## WHAT YOU NEED TO DO
Retype the material below. Keep every word exactly as it is.

## MATERIAL FOR THIS EXERCISE
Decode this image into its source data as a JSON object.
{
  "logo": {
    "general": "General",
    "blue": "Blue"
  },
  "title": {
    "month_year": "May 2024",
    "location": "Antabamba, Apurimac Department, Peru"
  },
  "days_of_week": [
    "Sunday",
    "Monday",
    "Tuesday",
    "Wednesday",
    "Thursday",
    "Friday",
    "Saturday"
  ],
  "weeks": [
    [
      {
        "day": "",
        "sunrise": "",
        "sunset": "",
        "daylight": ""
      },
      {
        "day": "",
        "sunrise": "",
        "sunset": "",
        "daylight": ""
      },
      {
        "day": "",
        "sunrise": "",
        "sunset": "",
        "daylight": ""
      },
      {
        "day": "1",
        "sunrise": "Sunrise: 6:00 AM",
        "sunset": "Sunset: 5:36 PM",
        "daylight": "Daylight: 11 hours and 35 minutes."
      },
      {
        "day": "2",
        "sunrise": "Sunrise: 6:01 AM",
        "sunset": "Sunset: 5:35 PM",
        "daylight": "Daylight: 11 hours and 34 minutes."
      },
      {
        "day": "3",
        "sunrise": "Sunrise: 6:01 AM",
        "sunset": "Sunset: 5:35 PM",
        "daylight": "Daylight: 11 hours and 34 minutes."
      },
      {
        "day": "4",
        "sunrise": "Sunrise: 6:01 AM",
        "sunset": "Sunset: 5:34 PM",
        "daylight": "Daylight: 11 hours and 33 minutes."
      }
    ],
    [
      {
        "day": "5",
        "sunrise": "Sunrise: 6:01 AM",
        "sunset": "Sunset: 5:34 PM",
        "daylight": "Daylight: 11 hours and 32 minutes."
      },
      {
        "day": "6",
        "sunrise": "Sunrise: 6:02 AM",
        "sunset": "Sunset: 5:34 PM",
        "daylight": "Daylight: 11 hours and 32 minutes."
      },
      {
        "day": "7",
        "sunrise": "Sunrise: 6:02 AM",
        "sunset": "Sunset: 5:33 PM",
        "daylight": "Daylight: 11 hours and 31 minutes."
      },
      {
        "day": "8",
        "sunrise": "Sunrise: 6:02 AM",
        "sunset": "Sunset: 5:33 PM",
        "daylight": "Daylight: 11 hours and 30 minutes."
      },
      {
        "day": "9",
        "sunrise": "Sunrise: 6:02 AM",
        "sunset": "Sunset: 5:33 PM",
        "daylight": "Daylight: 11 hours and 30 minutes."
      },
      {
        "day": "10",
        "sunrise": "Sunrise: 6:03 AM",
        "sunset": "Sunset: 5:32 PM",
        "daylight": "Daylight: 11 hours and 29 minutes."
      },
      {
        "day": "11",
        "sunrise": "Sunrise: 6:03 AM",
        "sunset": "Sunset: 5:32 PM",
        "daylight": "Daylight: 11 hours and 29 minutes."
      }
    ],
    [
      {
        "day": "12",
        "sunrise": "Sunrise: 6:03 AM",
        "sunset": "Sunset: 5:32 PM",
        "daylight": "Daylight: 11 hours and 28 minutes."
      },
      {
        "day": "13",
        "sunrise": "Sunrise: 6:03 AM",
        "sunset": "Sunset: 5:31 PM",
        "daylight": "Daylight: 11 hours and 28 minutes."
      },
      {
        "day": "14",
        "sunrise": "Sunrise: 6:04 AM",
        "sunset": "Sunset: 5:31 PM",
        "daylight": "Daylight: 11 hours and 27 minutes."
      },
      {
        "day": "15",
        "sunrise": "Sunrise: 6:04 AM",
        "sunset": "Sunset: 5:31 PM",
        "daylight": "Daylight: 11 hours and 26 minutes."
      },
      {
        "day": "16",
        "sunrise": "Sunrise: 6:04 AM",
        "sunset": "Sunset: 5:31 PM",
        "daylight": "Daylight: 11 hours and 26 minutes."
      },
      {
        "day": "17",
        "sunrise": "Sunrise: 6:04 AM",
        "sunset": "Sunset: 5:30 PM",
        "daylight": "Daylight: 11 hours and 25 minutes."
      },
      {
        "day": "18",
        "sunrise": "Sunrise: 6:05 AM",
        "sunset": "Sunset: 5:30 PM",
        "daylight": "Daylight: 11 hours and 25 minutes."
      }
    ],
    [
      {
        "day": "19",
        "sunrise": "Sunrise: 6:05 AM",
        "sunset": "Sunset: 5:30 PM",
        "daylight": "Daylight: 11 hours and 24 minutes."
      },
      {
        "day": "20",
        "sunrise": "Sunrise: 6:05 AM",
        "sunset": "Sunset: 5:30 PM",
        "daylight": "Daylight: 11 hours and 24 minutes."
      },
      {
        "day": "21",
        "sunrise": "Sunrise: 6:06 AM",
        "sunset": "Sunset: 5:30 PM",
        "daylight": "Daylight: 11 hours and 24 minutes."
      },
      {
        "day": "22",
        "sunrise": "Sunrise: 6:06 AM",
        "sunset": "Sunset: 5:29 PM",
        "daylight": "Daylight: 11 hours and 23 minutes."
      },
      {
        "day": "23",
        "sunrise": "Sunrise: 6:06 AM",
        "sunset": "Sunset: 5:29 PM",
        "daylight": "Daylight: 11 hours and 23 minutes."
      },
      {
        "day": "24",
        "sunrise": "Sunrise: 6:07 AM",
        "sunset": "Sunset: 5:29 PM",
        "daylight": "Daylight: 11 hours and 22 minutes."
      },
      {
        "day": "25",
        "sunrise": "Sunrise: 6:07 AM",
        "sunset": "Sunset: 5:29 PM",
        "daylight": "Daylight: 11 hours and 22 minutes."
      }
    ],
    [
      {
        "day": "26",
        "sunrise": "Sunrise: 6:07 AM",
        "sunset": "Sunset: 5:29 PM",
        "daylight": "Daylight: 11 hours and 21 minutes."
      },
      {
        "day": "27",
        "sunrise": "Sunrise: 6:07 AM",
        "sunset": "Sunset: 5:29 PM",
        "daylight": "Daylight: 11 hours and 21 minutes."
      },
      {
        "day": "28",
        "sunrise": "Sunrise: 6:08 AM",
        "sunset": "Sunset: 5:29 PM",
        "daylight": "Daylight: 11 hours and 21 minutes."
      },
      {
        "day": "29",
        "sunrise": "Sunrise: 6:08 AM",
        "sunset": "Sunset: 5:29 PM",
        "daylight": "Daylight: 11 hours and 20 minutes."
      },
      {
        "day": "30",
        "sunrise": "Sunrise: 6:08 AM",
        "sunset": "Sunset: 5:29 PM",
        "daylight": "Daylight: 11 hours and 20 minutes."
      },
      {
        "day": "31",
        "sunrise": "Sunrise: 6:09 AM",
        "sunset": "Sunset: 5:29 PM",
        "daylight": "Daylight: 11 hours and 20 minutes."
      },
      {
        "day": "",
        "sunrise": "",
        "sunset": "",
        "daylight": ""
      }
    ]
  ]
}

## THE RESPONSE
Decode this image into its source data as a JSON object.
{
  "logo": {
    "general": "General",
    "blue": "Blue"
  },
  "title": {
    "month_year": "May 2024",
    "location": "Antabamba, Apurimac Department, Peru"
  },
  "days_of_week": [
    "Sunday",
    "Monday",
    "Tuesday",
    "Wednesday",
    "Thursday",
    "Friday",
    "Saturday"
  ],
  "weeks": [
    [
      {
        "day": "",
        "sunrise": "",
        "sunset": "",
        "daylight": ""
      },
      {
        "day": "",
        "sunrise": "",
        "sunset": "",
        "daylight": ""
      },
      {
        "day": "",
        "sunrise": "",
        "sunset": "",
        "daylight": ""
      },
      {
        "day": "1",
        "sunrise": "Sunrise: 6:00 AM",
        "sunset": "Sunset: 5:36 PM",
        "daylight": "Daylight: 11 hours and 35 minutes."
      },
      {
        "day": "2",
        "sunrise": "Sunrise: 6:01 AM",
        "sunset": "Sunset: 5:35 PM",
        "daylight": "Daylight: 11 hours and 34 minutes."
      },
      {
        "day": "3",
        "sunrise": "Sunrise: 6:01 AM",
        "sunset": "Sunset: 5:35 PM",
        "daylight": "Daylight: 11 hours and 34 minutes."
      },
      {
        "day": "4",
        "sunrise": "Sunrise: 6:01 AM",
        "sunset": "Sunset: 5:34 PM",
        "daylight": "Daylight: 11 hours and 33 minutes."
      }
    ],
    [
      {
        "day": "5",
        "sunrise": "Sunrise: 6:01 AM",
        "sunset": "Sunset: 5:34 PM",
        "daylight": "Daylight: 11 hours and 32 minutes."
      },
      {
        "day": "6",
        "sunrise": "Sunrise: 6:02 AM",
        "sunset": "Sunset: 5:34 PM",
        "daylight": "Daylight: 11 hours and 32 minutes."
      },
      {
        "day": "7",
        "sunrise": "Sunrise: 6:02 AM",
        "sunset": "Sunset: 5:33 PM",
        "daylight": "Daylight: 11 hours and 31 minutes."
      },
      {
        "day": "8",
        "sunrise": "Sunrise: 6:02 AM",
        "sunset": "Sunset: 5:33 PM",
        "daylight": "Daylight: 11 hours and 30 minutes."
      },
      {
        "day": "9",
        "sunrise": "Sunrise: 6:02 AM",
        "sunset": "Sunset: 5:33 PM",
        "daylight": "Daylight: 11 hours and 30 minutes."
      },
      {
        "day": "10",
        "sunrise": "Sunrise: 6:03 AM",
        "sunset": "Sunset: 5:32 PM",
        "daylight": "Daylight: 11 hours and 29 minutes."
      },
      {
        "day": "11",
        "sunrise": "Sunrise: 6:03 AM",
        "sunset": "Sunset: 5:32 PM",
        "daylight": "Daylight: 11 hours and 29 minutes."
      }
    ],
    [
      {
        "day": "12",
        "sunrise": "Sunrise: 6:03 AM",
        "sunset": "Sunset: 5:32 PM",
        "daylight": "Daylight: 11 hours and 28 minutes."
      },
      {
        "day": "13",
        "sunrise": "Sunrise: 6:03 AM",
        "sunset": "Sunset: 5:31 PM",
        "daylight": "Daylight: 11 hours and 28 minutes."
      },
      {
        "day": "14",
        "sunrise": "Sunrise: 6:04 AM",
        "sunset": "Sunset: 5:31 PM",
        "daylight": "Daylight: 11 hours and 27 minutes."
      },
      {
        "day": "15",
        "sunrise": "Sunrise: 6:04 AM",
        "sunset": "Sunset: 5:31 PM",
        "daylight": "Daylight: 11 hours and 26 minutes."
      },
      {
        "day": "16",
        "sunrise": "Sunrise: 6:04 AM",
        "sunset": "Sunset: 5:31 PM",
        "daylight": "Daylight: 11 hours and 26 minutes."
      },
      {
        "day": "17",
        "sunrise": "Sunrise: 6:04 AM",
        "sunset": "Sunset: 5:30 PM",
        "daylight": "Daylight: 11 hours and 25 minutes."
      },
      {
        "day": "18",
        "sunrise": "Sunrise: 6:05 AM",
        "sunset": "Sunset: 5:30 PM",
        "daylight": "Daylight: 11 hours and 25 minutes."
      }
    ],
    [
      {
        "day": "19",
        "sunrise": "Sunrise: 6:05 AM",
        "sunset": "Sunset: 5:30 PM",
        "daylight": "Daylight: 11 hours and 24 minutes."
      },
      {
        "day": "20",
        "sunrise": "Sunrise: 6:05 AM",
        "sunset": "Sunset: 5:30 PM",
        "daylight": "Daylight: 11 hours and 24 minutes."
      },
      {
        "day": "21",
        "sunrise": "Sunrise: 6:06 AM",
        "sunset": "Sunset: 5:30 PM",
        "daylight": "Daylight: 11 hours and 24 minutes."
      },
      {
        "day": "22",
        "sunrise": "Sunrise: 6:06 AM",
        "sunset": "Sunset: 5:29 PM",
        "daylight": "Daylight: 11 hours and 23 minutes."
      },
      {
        "day": "23",
        "sunrise": "Sunrise: 6:06 AM",
        "sunset": "Sunset: 5:29 PM",
        "daylight": "Daylight: 11 hours and 23 minutes."
      },
      {
        "day": "24",
        "sunrise": "Sunrise: 6:07 AM",
        "sunset": "Sunset: 5:29 PM",
        "daylight": "Daylight: 11 hours and 22 minutes."
      },
      {
        "day": "25",
        "sunrise": "Sunrise: 6:07 AM",
        "sunset": "Sunset: 5:29 PM",
        "daylight": "Daylight: 11 hours and 22 minutes."
      }
    ],
    [
      {
        "day": "26",
        "sunrise": "Sunrise: 6:07 AM",
        "sunset": "Sunset: 5:29 PM",
        "daylight": "Daylight: 11 hours and 21 minutes."
      },
      {
        "day": "27",
        "sunrise": "Sunrise: 6:07 AM",
        "sunset": "Sunset: 5:29 PM",
        "daylight": "Daylight: 11 hours and 21 minutes."
      },
      {
        "day": "28",
        "sunrise": "Sunrise: 6:08 AM",
        "sunset": "Sunset: 5:29 PM",
        "daylight": "Daylight: 11 hours and 21 minutes."
      },
      {
        "day": "29",
        "sunrise": "Sunrise: 6:08 AM",
        "sunset": "Sunset: 5:29 PM",
        "daylight": "Daylight: 11 hours and 20 minutes."
      },
      {
        "day": "30",
        "sunrise": "Sunrise: 6:08 AM",
        "sunset": "Sunset: 5:29 PM",
        "daylight": "Daylight: 11 hours and 20 minutes."
      },
      {
        "day": "31",
        "sunrise": "Sunrise: 6:09 AM",
        "sunset": "Sunset: 5:29 PM",
        "daylight": "Daylight: 11 hours and 20 minutes."
      },
      {
        "day": "",
        "sunrise": "",
        "sunset": "",
        "daylight": ""
      }
    ]
  ]
}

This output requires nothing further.